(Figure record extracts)
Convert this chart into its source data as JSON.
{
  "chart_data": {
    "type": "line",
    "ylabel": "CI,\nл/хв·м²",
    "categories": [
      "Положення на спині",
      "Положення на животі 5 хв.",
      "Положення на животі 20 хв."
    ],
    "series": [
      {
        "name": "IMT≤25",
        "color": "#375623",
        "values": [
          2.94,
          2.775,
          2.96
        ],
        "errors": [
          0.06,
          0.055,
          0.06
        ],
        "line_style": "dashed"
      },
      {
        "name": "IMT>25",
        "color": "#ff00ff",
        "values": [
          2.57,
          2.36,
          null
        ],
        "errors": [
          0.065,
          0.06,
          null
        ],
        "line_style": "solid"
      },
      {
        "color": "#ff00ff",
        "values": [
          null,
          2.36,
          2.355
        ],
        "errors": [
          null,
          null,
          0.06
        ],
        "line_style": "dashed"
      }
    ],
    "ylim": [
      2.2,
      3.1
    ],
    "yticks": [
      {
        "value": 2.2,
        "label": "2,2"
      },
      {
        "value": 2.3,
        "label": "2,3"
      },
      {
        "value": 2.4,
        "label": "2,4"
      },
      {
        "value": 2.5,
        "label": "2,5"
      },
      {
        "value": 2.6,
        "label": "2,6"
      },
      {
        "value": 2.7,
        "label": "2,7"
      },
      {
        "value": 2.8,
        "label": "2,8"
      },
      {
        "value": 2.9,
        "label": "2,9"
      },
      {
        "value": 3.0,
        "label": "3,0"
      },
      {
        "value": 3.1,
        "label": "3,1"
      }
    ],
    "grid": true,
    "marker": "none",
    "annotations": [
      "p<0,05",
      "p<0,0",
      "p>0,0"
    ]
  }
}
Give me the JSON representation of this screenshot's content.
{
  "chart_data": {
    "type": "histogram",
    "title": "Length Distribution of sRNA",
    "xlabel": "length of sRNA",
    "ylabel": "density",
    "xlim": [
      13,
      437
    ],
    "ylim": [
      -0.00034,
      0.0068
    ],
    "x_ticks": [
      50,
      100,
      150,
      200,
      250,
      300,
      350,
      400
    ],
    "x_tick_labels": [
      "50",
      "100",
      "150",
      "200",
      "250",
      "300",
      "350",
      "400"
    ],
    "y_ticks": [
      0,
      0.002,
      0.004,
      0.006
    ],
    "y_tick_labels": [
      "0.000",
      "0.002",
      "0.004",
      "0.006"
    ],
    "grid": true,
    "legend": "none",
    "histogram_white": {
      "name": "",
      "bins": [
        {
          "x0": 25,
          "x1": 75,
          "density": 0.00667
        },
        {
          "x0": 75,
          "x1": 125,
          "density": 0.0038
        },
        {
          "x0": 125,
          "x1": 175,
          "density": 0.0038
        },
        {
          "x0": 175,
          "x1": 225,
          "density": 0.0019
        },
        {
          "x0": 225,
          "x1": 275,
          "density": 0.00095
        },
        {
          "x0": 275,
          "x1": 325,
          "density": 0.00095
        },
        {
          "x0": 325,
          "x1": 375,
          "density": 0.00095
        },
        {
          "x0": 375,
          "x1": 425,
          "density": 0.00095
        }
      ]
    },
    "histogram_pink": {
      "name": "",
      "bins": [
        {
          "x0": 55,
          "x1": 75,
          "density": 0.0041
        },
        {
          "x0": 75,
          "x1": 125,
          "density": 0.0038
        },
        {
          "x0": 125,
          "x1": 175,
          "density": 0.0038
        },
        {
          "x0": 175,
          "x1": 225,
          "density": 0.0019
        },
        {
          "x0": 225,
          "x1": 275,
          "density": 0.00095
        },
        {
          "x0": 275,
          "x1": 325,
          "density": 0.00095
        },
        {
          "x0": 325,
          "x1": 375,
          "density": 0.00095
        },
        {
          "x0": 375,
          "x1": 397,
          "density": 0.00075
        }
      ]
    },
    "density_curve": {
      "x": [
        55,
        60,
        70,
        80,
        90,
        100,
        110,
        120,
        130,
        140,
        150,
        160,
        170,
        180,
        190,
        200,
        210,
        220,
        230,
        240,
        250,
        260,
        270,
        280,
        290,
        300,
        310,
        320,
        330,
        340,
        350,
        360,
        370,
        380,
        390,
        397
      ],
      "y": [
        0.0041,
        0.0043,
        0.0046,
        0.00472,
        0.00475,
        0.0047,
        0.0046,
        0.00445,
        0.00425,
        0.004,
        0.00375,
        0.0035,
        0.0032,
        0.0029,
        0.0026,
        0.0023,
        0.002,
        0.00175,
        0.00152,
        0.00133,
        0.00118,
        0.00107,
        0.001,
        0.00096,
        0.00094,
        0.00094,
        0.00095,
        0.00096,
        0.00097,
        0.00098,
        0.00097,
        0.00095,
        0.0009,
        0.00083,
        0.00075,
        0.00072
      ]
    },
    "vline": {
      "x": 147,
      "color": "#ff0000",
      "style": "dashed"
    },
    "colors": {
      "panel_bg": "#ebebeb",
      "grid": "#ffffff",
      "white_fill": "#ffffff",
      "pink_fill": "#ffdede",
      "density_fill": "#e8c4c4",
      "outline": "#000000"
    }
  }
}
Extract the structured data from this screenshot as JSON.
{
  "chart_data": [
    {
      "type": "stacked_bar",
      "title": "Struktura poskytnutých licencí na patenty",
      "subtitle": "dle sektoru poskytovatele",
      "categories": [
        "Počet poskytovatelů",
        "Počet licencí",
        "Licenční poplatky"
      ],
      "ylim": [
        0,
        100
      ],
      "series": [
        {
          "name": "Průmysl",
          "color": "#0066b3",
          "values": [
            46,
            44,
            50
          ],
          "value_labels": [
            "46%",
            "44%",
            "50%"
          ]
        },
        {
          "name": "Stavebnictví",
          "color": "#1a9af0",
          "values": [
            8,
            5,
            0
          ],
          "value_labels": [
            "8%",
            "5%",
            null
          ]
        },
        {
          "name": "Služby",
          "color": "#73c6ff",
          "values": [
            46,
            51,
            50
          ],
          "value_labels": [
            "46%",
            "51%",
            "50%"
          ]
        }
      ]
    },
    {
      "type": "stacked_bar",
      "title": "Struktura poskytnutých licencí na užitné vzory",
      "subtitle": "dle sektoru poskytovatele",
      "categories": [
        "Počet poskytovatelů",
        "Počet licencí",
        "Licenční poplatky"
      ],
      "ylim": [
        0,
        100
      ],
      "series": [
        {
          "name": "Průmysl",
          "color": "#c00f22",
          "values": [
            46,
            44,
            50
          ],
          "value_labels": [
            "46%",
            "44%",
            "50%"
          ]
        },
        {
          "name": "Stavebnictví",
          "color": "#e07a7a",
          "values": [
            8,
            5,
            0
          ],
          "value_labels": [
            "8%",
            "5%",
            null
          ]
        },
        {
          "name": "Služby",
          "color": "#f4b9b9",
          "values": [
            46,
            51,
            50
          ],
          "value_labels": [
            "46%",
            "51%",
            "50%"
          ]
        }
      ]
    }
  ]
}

▸ **Given instruction**: Beginning with the line that contains "Extract the structured", quote each line exactly through the last line of the entries above, and nothing beyond them.

▸ **Right answer**:
Extract the structured data from this screenshot as JSON.
{
  "chart_data": [
    {
      "type": "stacked_bar",
      "title": "Struktura poskytnutých licencí na patenty",
      "subtitle": "dle sektoru poskytovatele",
      "categories": [
        "Počet poskytovatelů",
        "Počet licencí",
        "Licenční poplatky"
      ],
      "ylim": [
        0,
        100
      ],
      "series": [
        {
          "name": "Průmysl",
          "color": "#0066b3",
          "values": [
            46,
            44,
            50
          ],
          "value_labels": [
            "46%",
            "44%",
            "50%"
          ]
        },
        {
          "name": "Stavebnictví",
          "color": "#1a9af0",
          "values": [
            8,
            5,
            0
          ],
          "value_labels": [
            "8%",
            "5%",
            null
          ]
        },
        {
          "name": "Služby",
          "color": "#73c6ff",
          "values": [
            46,
            51,
            50
          ],
          "value_labels": [
            "46%",
            "51%",
            "50%"
          ]
        }
      ]
    },
    {
      "type": "stacked_bar",
      "title": "Struktura poskytnutých licencí na užitné vzory",
      "subtitle": "dle sektoru poskytovatele",
      "categories": [
        "Počet poskytovatelů",
        "Počet licencí",
        "Licenční poplatky"
      ],
      "ylim": [
        0,
        100
      ],
      "series": [
        {
          "name": "Průmysl",
          "color": "#c00f22",
          "values": [
            46,
            44,
            50
          ],
          "value_labels": [
            "46%",
            "44%",
            "50%"
          ]
        },
        {
          "name": "Stavebnictví",
          "color": "#e07a7a",
          "values": [
            8,
            5,
            0
          ],
          "value_labels": [
            "8%",
            "5%",
            null
          ]
        },
        {
          "name": "Služby",
          "color": "#f4b9b9",
          "values": [
            46,
            51,
            50
          ],
          "value_labels": [
            "46%",
            "51%",
            "50%"
          ]
        }
      ]
    }
  ]
}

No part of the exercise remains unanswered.